> [STATED PROBLEM]
Pull every line with the word "Jackson" out of the entries below.
##### MATERIAL #####
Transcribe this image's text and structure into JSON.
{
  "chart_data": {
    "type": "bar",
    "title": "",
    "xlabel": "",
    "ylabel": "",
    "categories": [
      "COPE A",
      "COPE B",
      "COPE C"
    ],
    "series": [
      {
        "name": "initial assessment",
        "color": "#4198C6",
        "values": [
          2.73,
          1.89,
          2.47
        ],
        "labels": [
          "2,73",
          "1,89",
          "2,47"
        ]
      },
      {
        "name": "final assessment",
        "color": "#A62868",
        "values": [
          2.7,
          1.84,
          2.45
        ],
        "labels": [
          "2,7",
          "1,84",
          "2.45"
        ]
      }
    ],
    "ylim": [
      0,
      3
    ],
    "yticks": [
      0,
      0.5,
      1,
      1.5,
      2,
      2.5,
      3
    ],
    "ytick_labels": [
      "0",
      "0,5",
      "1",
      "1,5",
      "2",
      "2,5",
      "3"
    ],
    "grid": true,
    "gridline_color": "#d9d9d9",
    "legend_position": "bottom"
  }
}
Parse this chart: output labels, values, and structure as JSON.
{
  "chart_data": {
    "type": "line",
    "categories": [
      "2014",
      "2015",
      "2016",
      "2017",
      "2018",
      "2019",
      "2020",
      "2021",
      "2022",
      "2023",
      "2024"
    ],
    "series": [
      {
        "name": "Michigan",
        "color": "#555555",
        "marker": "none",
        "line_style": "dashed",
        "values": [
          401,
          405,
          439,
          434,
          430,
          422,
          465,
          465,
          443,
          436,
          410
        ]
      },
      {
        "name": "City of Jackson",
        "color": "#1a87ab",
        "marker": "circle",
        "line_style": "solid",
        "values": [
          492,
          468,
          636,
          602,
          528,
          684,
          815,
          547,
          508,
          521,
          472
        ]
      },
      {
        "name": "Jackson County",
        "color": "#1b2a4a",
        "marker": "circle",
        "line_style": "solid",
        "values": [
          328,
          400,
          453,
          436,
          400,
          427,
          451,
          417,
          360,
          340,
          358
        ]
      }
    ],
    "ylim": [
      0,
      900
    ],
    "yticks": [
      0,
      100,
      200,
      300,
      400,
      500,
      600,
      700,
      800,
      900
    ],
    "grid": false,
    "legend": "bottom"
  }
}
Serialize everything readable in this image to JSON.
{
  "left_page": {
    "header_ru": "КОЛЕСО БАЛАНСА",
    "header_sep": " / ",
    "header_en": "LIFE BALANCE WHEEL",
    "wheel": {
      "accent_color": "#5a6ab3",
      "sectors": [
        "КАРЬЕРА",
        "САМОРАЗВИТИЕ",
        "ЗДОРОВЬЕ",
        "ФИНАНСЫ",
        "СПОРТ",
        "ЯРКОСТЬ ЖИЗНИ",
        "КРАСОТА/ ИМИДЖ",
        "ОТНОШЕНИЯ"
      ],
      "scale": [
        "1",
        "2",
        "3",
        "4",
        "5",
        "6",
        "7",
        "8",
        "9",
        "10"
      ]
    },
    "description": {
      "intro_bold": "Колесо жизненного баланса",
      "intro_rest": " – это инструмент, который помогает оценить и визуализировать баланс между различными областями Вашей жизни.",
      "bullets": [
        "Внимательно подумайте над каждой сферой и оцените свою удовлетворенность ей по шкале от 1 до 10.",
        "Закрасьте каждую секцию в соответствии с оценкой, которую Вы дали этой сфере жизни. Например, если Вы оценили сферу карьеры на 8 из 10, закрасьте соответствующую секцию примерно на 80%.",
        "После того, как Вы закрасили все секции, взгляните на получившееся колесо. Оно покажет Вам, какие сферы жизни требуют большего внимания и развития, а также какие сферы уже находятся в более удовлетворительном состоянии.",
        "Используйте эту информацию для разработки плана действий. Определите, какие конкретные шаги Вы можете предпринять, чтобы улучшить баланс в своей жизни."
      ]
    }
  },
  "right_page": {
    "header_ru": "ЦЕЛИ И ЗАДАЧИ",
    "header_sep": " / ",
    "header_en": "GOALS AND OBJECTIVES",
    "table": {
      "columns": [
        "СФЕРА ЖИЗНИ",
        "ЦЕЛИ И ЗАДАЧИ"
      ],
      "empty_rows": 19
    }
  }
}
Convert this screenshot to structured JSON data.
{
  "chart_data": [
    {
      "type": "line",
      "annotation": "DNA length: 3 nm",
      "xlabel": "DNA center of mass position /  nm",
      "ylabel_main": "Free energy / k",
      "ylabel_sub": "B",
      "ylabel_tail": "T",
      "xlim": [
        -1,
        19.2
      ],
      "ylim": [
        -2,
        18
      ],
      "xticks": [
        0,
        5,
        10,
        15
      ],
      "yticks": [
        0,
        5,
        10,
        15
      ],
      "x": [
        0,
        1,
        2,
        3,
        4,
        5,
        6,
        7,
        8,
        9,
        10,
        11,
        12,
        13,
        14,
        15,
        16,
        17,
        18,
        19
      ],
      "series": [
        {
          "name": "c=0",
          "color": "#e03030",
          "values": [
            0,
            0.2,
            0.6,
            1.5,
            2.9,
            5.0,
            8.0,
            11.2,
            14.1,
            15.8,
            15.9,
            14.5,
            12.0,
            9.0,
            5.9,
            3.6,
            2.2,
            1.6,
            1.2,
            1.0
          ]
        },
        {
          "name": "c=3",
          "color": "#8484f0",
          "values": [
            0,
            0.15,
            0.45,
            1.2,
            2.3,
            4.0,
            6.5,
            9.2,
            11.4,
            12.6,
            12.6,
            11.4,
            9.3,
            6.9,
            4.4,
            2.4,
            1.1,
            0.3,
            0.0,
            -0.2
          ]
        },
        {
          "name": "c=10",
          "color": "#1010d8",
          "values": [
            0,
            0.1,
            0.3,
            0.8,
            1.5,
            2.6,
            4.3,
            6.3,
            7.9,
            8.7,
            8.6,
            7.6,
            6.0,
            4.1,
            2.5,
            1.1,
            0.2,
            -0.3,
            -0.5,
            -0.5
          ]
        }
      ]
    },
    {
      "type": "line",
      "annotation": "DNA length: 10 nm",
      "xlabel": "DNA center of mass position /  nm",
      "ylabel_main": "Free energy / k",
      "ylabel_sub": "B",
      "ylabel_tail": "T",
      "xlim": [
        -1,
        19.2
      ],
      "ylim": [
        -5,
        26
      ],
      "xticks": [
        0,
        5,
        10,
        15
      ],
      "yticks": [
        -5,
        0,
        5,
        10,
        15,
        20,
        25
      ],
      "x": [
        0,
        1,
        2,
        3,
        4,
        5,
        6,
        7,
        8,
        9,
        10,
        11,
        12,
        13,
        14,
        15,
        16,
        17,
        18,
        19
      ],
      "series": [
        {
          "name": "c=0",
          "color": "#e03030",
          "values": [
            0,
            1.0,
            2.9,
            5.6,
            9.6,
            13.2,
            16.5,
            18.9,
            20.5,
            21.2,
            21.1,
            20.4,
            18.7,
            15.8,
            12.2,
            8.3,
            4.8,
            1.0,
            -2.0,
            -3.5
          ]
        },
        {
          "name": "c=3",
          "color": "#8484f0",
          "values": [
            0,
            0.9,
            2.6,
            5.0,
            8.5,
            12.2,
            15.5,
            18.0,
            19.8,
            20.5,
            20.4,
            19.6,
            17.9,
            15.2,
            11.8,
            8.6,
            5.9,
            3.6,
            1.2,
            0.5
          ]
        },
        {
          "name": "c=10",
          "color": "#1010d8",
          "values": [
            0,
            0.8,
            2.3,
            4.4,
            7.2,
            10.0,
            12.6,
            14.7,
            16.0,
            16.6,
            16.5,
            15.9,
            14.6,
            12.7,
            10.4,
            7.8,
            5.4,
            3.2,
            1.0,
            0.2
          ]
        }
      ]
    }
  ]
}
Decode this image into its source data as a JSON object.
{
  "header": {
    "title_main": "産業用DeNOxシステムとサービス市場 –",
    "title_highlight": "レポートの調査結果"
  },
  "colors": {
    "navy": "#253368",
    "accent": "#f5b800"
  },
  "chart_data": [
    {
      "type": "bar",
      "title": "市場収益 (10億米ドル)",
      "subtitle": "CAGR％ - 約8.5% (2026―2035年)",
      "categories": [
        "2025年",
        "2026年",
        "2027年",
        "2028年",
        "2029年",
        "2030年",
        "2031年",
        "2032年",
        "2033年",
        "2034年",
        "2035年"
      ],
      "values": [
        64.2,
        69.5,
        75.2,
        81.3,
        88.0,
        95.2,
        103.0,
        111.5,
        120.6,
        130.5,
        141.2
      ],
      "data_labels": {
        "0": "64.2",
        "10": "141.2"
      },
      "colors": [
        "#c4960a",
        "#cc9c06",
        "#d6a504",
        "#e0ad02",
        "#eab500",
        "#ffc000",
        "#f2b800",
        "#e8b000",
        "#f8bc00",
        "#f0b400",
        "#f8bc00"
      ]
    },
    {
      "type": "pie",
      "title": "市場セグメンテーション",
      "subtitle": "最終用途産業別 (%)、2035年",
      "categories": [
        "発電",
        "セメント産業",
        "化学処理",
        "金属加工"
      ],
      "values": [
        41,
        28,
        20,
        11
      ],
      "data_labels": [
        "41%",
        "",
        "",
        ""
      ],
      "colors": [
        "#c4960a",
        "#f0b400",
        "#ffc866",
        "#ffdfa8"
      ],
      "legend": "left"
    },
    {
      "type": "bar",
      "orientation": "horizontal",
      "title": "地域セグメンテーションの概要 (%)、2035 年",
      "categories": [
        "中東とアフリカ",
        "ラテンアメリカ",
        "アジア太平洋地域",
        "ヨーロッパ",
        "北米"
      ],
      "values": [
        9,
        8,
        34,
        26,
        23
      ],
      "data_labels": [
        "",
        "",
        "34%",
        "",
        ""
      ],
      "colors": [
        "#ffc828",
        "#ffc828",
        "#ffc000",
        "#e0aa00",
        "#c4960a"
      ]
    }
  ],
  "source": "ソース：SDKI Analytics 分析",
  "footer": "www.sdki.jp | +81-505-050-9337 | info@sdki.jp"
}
#####
> [SOLVED EXERCISE]
        "name": "City of Jackson",
        "name": "Jackson County",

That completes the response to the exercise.